Problem: Tally the lines that include the word "крыши" and reply with nothing but the total.

------ Task data ------

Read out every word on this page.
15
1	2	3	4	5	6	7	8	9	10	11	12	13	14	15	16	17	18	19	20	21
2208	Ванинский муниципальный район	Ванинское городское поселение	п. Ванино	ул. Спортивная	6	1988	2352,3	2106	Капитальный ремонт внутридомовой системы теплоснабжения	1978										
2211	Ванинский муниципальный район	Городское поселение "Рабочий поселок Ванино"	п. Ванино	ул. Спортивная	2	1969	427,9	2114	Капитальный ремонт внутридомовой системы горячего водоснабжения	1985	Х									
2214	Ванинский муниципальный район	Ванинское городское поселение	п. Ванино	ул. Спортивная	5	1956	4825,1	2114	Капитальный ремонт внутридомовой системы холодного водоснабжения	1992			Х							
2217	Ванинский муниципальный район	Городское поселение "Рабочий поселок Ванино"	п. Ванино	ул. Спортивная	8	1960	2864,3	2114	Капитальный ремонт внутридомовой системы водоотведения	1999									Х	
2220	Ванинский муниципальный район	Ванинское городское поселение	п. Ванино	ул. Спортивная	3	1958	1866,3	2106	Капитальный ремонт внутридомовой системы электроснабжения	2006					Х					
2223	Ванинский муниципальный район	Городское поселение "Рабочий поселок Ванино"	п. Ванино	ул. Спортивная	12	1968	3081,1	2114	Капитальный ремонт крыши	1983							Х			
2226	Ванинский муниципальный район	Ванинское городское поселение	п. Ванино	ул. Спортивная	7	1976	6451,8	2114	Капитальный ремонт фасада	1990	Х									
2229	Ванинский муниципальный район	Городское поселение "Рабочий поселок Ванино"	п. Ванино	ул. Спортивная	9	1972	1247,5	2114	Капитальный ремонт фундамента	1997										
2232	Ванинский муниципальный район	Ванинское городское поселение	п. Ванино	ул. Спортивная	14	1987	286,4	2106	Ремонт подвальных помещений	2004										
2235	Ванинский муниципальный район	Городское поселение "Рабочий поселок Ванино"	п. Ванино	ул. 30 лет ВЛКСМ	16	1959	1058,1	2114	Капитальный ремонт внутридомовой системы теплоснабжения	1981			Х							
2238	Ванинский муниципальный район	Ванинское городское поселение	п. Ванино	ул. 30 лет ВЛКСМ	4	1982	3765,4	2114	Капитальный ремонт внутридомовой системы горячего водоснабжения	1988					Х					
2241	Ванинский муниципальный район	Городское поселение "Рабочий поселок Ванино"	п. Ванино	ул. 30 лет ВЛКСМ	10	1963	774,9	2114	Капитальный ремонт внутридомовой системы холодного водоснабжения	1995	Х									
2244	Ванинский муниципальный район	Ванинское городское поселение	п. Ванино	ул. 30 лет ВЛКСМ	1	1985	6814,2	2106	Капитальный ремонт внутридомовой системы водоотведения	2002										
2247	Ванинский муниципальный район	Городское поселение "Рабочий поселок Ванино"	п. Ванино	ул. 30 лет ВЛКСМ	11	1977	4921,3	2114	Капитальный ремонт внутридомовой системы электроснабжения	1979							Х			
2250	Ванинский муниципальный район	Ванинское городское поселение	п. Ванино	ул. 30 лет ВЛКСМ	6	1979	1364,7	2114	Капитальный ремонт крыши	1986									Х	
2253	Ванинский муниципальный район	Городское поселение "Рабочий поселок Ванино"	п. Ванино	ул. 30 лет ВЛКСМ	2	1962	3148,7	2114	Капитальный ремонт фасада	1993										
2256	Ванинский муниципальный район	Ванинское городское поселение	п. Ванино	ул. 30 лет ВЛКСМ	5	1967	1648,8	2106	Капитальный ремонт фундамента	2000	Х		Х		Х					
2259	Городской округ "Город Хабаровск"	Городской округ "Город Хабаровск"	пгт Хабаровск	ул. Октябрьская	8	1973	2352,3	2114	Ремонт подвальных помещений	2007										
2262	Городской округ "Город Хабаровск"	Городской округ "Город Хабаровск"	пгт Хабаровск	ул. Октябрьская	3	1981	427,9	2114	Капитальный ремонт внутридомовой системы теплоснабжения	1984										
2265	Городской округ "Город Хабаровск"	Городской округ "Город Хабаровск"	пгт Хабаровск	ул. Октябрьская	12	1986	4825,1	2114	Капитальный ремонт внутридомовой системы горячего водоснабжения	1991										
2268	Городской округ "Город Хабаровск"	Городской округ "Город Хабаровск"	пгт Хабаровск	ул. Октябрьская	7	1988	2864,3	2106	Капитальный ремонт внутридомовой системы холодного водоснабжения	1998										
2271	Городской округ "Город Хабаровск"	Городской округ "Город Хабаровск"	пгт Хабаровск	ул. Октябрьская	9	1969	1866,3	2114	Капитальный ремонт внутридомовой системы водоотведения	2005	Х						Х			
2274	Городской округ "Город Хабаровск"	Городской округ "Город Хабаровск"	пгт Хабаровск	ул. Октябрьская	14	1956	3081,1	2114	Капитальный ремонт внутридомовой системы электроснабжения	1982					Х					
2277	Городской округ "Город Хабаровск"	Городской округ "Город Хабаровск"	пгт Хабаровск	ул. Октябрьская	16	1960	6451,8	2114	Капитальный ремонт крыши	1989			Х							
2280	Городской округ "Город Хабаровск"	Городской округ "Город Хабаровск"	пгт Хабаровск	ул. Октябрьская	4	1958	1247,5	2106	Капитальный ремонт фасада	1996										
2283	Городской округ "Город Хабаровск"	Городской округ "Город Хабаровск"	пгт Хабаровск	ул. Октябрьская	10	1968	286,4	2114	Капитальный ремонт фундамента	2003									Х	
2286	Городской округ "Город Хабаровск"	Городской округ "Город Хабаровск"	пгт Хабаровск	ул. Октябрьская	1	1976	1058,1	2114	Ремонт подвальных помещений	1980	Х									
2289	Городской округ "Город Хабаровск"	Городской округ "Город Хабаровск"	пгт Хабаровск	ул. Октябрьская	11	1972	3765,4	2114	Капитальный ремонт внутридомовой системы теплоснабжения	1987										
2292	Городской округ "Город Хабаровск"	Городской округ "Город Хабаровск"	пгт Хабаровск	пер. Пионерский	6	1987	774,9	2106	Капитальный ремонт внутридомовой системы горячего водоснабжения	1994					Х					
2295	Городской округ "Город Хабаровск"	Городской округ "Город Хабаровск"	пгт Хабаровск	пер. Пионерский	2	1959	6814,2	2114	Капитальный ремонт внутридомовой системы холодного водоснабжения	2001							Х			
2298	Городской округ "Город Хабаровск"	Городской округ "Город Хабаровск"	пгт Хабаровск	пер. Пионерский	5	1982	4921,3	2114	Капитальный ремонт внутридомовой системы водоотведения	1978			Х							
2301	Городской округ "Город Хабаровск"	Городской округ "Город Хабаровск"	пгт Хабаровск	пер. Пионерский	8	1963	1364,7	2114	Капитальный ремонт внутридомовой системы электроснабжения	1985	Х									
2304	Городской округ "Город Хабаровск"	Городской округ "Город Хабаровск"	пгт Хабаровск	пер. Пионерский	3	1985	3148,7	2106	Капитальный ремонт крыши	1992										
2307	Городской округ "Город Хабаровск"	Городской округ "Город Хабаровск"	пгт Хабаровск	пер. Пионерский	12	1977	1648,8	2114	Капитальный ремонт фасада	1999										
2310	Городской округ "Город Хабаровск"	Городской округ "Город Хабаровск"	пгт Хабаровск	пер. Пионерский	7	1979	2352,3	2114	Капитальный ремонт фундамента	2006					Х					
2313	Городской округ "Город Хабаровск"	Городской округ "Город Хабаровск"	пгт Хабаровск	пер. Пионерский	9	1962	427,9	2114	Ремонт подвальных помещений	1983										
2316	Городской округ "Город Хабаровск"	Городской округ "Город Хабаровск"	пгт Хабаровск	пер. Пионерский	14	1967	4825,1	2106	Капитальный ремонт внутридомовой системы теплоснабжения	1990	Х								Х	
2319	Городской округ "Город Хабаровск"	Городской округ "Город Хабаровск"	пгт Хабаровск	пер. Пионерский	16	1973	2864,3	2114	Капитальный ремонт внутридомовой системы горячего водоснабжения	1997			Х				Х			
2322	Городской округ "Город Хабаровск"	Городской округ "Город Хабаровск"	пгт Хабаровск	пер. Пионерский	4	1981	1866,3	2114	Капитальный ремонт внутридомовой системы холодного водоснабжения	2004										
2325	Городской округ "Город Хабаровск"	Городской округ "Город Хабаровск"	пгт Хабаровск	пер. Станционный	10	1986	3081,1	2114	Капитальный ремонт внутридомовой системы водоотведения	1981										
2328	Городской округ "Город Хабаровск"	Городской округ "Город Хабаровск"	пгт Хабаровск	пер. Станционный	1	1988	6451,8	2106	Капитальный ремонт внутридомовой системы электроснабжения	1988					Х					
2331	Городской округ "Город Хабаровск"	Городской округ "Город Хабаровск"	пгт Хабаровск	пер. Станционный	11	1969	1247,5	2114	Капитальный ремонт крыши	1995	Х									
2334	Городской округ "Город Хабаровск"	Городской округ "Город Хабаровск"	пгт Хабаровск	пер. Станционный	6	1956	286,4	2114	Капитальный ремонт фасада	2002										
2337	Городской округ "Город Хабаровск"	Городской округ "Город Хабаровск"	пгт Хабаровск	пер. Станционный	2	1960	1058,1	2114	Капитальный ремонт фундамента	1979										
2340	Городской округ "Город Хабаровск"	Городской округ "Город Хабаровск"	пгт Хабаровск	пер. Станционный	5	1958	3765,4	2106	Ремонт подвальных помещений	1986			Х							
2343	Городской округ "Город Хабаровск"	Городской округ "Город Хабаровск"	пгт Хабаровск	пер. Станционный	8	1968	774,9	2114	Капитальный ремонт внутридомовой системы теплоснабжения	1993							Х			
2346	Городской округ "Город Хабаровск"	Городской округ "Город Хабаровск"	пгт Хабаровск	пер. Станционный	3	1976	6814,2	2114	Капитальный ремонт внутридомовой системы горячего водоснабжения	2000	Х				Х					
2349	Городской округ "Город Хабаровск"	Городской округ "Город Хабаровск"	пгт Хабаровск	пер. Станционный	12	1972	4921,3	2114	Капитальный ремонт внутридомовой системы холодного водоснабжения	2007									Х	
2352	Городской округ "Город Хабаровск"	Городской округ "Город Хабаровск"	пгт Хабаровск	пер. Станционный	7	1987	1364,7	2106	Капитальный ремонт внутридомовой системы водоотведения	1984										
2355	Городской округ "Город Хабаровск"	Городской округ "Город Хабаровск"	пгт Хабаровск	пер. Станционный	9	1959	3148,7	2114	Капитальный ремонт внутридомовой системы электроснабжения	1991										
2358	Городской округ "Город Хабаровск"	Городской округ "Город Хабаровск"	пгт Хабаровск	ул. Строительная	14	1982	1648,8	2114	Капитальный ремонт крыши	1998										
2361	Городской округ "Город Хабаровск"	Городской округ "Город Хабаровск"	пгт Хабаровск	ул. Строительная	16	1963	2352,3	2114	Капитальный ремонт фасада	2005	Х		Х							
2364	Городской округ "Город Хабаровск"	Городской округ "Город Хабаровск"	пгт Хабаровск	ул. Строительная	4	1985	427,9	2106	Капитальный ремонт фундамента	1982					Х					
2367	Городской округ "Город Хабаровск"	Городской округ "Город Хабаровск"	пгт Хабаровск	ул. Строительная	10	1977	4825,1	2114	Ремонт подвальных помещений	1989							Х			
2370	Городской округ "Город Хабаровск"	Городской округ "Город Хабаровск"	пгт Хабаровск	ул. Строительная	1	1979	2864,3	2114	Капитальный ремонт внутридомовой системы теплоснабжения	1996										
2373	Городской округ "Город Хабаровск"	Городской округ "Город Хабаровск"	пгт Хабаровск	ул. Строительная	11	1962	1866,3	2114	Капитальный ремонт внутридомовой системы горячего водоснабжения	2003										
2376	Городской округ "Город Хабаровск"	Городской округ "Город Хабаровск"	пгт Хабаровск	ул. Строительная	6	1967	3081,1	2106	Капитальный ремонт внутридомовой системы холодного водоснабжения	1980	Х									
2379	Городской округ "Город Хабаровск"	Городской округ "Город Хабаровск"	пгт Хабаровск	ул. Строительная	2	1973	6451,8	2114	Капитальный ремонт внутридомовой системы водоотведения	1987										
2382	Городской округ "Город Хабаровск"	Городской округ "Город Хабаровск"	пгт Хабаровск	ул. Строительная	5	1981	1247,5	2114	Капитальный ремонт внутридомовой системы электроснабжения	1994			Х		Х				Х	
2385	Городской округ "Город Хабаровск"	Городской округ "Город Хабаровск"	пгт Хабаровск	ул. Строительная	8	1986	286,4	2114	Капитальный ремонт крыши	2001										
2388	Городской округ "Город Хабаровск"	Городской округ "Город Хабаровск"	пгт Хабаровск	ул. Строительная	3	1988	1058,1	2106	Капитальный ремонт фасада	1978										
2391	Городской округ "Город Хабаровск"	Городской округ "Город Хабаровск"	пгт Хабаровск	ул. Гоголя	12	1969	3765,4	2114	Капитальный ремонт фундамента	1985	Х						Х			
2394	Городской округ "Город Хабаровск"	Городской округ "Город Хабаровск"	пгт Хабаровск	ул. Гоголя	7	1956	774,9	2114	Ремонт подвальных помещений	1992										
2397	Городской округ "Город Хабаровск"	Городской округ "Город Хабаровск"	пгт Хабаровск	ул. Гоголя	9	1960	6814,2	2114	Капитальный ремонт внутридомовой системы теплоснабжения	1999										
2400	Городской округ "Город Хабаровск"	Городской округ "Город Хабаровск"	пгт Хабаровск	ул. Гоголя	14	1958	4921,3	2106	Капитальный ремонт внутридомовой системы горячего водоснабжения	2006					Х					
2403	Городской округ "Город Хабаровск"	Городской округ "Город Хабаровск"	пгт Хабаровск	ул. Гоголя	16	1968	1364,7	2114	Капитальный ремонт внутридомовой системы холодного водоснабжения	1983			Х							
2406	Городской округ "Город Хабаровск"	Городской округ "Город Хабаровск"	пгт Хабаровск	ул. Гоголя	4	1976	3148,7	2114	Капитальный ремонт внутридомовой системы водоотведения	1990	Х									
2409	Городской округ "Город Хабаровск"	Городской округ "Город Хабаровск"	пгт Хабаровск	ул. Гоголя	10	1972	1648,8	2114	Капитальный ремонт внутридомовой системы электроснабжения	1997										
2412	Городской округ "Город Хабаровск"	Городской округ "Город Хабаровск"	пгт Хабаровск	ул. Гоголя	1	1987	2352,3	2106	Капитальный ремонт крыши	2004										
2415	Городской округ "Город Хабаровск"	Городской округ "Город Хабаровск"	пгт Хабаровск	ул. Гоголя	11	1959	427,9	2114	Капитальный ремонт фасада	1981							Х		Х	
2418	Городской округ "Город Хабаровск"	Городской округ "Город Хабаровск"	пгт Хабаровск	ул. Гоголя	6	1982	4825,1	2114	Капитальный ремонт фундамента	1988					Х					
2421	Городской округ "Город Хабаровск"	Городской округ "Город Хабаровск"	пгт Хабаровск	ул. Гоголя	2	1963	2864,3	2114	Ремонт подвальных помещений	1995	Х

------

Full answer: 8